Data items:
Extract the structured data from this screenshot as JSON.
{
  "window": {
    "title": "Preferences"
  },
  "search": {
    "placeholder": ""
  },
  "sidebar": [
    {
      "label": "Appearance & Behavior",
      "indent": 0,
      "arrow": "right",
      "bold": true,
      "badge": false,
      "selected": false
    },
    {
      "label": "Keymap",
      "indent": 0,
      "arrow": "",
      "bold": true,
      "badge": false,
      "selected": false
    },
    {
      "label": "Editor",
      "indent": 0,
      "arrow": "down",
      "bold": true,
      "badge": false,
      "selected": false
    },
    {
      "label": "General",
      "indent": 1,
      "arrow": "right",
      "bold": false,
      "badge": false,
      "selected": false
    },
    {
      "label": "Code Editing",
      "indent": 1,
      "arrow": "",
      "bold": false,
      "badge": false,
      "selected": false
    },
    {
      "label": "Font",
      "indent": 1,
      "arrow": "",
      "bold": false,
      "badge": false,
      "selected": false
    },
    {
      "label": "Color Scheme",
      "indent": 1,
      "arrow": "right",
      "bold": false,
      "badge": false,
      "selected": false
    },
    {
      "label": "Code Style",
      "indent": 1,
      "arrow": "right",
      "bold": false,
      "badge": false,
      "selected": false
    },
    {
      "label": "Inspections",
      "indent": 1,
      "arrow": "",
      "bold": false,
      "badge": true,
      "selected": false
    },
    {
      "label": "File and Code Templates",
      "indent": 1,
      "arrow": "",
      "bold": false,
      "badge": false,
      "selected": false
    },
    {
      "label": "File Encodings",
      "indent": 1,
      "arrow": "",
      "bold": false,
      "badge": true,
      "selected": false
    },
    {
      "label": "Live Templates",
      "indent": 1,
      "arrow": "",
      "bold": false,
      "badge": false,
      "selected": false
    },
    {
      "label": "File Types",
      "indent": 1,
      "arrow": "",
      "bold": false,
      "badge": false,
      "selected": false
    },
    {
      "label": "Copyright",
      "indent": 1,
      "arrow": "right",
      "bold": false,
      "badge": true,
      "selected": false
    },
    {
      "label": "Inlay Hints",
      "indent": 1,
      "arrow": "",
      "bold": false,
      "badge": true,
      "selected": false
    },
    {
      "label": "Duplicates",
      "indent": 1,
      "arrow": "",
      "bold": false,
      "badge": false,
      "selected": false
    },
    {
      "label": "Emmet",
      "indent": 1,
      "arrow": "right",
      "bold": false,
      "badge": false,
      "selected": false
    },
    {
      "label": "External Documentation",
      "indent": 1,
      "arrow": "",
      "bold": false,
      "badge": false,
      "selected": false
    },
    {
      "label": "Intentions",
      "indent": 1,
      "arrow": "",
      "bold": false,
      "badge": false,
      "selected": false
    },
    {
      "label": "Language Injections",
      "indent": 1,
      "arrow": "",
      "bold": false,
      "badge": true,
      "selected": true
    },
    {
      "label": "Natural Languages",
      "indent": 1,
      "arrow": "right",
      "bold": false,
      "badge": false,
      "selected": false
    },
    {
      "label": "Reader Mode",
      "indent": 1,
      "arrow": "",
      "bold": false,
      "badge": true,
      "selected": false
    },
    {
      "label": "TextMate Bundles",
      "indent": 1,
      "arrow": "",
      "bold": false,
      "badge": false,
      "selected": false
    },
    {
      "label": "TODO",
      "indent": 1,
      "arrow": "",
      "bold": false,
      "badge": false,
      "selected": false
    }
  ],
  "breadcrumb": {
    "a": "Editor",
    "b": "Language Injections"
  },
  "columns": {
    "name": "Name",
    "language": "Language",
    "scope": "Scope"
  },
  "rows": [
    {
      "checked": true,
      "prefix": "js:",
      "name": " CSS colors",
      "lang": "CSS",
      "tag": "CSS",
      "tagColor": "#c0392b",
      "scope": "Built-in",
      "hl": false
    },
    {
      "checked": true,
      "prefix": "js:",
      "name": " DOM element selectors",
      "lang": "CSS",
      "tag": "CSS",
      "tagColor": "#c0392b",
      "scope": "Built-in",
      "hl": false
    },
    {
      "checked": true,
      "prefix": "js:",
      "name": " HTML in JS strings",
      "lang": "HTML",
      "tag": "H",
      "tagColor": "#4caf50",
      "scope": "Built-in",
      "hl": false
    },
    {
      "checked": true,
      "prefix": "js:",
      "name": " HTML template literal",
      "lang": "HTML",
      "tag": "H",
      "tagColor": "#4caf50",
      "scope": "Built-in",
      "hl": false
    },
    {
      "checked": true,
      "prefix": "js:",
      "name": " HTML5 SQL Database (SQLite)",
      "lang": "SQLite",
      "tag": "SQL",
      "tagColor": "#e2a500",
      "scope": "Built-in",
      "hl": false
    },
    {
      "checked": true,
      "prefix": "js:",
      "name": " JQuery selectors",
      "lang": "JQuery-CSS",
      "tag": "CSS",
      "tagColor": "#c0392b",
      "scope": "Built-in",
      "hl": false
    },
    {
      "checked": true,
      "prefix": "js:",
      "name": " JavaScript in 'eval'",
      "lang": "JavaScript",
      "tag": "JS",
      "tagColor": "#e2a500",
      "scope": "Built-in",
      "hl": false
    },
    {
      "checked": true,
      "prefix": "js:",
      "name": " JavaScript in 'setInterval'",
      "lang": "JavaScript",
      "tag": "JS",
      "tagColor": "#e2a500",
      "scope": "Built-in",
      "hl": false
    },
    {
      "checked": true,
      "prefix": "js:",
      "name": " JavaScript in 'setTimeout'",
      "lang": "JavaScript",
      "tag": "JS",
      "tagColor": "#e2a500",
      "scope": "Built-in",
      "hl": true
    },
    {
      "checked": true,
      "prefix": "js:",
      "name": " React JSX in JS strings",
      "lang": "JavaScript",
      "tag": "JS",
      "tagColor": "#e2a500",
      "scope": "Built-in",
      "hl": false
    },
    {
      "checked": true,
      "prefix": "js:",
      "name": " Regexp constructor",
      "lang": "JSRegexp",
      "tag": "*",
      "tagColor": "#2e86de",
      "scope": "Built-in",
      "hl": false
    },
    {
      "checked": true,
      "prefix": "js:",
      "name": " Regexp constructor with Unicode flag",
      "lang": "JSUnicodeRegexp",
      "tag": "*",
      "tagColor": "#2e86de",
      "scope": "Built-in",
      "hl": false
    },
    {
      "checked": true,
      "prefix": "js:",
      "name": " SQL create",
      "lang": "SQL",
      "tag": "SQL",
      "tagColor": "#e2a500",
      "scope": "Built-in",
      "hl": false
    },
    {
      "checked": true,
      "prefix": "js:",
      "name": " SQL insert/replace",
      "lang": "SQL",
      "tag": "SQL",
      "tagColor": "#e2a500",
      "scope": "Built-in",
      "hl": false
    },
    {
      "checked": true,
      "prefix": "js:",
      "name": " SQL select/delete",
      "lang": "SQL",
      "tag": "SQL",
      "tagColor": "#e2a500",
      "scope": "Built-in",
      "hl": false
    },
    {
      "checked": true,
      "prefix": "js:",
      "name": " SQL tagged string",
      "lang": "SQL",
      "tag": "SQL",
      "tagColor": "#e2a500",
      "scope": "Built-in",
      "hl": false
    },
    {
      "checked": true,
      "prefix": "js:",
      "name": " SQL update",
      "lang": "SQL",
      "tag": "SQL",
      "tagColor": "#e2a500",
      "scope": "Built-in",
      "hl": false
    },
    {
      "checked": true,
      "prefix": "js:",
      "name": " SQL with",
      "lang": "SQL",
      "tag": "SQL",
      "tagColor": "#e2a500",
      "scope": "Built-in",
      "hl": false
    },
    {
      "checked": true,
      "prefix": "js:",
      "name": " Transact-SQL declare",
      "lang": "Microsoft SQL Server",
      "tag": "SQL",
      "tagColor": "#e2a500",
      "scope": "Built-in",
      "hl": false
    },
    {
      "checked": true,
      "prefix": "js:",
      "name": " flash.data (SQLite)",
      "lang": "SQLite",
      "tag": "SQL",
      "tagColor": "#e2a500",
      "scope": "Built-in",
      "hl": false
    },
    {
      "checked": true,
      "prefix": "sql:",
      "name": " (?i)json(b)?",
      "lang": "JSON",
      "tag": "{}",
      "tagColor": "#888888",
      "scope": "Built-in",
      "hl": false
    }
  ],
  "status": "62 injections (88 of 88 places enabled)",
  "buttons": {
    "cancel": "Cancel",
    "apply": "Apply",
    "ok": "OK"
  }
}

▶ **DIRECTIONS FOR THIS TASK**: Lines that hold the word "Templates" are the ones to return, every one of them.

▶ **ANSWER**:
      "label": "File and Code Templates",
      "label": "Live Templates",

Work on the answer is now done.